── DATA PROVIDED ──
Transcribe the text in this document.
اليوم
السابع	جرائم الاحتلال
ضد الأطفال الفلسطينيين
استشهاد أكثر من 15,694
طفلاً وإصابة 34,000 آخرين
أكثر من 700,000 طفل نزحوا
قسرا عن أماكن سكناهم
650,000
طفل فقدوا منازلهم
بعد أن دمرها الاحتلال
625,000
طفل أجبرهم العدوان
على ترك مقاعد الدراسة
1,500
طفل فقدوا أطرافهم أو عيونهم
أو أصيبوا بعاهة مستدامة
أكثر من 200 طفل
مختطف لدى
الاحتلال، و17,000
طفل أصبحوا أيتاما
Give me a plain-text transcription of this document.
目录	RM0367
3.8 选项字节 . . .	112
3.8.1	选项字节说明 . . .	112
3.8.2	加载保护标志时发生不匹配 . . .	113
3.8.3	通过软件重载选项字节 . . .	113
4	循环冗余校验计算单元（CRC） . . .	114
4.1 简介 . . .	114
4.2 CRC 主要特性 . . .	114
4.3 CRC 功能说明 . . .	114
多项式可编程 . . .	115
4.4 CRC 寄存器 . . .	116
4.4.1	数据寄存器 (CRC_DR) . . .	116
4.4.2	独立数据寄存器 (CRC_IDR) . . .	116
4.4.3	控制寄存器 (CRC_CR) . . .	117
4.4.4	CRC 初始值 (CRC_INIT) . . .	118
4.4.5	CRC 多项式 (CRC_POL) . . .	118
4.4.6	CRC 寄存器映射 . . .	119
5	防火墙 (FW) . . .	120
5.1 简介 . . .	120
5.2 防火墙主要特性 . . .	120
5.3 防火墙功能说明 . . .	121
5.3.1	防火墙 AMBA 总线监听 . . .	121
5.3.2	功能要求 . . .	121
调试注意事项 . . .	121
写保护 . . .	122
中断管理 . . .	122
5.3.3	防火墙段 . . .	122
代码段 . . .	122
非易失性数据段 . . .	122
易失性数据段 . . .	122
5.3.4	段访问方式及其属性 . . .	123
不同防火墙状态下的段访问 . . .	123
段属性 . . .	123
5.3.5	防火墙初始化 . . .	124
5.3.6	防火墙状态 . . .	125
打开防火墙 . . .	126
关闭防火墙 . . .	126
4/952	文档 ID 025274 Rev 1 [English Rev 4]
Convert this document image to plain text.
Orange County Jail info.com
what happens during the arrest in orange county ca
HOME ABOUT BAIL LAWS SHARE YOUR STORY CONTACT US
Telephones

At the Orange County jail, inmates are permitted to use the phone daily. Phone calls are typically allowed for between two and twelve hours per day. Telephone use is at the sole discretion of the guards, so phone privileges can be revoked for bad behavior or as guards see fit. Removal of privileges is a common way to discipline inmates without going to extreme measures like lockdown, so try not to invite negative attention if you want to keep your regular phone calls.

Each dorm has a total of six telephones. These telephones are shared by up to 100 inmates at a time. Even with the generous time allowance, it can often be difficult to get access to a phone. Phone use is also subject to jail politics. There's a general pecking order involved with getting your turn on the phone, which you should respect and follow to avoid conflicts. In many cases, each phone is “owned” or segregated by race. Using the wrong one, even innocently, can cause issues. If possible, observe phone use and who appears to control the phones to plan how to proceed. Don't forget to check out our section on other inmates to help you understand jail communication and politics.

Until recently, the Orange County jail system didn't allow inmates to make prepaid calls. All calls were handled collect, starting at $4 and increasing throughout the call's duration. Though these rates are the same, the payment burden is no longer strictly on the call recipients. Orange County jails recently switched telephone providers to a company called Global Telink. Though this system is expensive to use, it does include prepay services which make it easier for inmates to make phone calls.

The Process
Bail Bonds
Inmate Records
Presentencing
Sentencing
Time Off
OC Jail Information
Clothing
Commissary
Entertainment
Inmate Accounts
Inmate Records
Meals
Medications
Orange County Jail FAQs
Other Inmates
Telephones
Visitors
───
Reproduce each entry above exactly, keeping every word.

*TASK RESULT*:
Transcribe the text in this document.
اليوم
السابع	جرائم الاحتلال
ضد الأطفال الفلسطينيين
استشهاد أكثر من 15,694
طفلاً وإصابة 34,000 آخرين
أكثر من 700,000 طفل نزحوا
قسرا عن أماكن سكناهم
650,000
طفل فقدوا منازلهم
بعد أن دمرها الاحتلال
625,000
طفل أجبرهم العدوان
على ترك مقاعد الدراسة
1,500
طفل فقدوا أطرافهم أو عيونهم
أو أصيبوا بعاهة مستدامة
أكثر من 200 طفل
مختطف لدى
الاحتلال، و17,000
طفل أصبحوا أيتاما
Give me a plain-text transcription of this document.
目录	RM0367
3.8 选项字节 . . .	112
3.8.1	选项字节说明 . . .	112
3.8.2	加载保护标志时发生不匹配 . . .	113
3.8.3	通过软件重载选项字节 . . .	113
4	循环冗余校验计算单元（CRC） . . .	114
4.1 简介 . . .	114
4.2 CRC 主要特性 . . .	114
4.3 CRC 功能说明 . . .	114
多项式可编程 . . .	115
4.4 CRC 寄存器 . . .	116
4.4.1	数据寄存器 (CRC_DR) . . .	116
4.4.2	独立数据寄存器 (CRC_IDR) . . .	116
4.4.3	控制寄存器 (CRC_CR) . . .	117
4.4.4	CRC 初始值 (CRC_INIT) . . .	118
4.4.5	CRC 多项式 (CRC_POL) . . .	118
4.4.6	CRC 寄存器映射 . . .	119
5	防火墙 (FW) . . .	120
5.1 简介 . . .	120
5.2 防火墙主要特性 . . .	120
5.3 防火墙功能说明 . . .	121
5.3.1	防火墙 AMBA 总线监听 . . .	121
5.3.2	功能要求 . . .	121
调试注意事项 . . .	121
写保护 . . .	122
中断管理 . . .	122
5.3.3	防火墙段 . . .	122
代码段 . . .	122
非易失性数据段 . . .	122
易失性数据段 . . .	122
5.3.4	段访问方式及其属性 . . .	123
不同防火墙状态下的段访问 . . .	123
段属性 . . .	123
5.3.5	防火墙初始化 . . .	124
5.3.6	防火墙状态 . . .	125
打开防火墙 . . .	126
关闭防火墙 . . .	126
4/952	文档 ID 025274 Rev 1 [English Rev 4]
Convert this document image to plain text.
Orange County Jail info.com
what happens during the arrest in orange county ca
HOME ABOUT BAIL LAWS SHARE YOUR STORY CONTACT US
Telephones

At the Orange County jail, inmates are permitted to use the phone daily. Phone calls are typically allowed for between two and twelve hours per day. Telephone use is at the sole discretion of the guards, so phone privileges can be revoked for bad behavior or as guards see fit. Removal of privileges is a common way to discipline inmates without going to extreme measures like lockdown, so try not to invite negative attention if you want to keep your regular phone calls.

Each dorm has a total of six telephones. These telephones are shared by up to 100 inmates at a time. Even with the generous time allowance, it can often be difficult to get access to a phone. Phone use is also subject to jail politics. There's a general pecking order involved with getting your turn on the phone, which you should respect and follow to avoid conflicts. In many cases, each phone is “owned” or segregated by race. Using the wrong one, even innocently, can cause issues. If possible, observe phone use and who appears to control the phones to plan how to proceed. Don't forget to check out our section on other inmates to help you understand jail communication and politics.

Until recently, the Orange County jail system didn't allow inmates to make prepaid calls. All calls were handled collect, starting at $4 and increasing throughout the call's duration. Though these rates are the same, the payment burden is no longer strictly on the call recipients. Orange County jails recently switched telephone providers to a company called Global Telink. Though this system is expensive to use, it does include prepay services which make it easier for inmates to make phone calls.

The Process
Bail Bonds
Inmate Records
Presentencing
Sentencing
Time Off
OC Jail Information
Clothing
Commissary
Entertainment
Inmate Accounts
Inmate Records
Meals
Medications
Orange County Jail FAQs
Other Inmates
Telephones
Visitors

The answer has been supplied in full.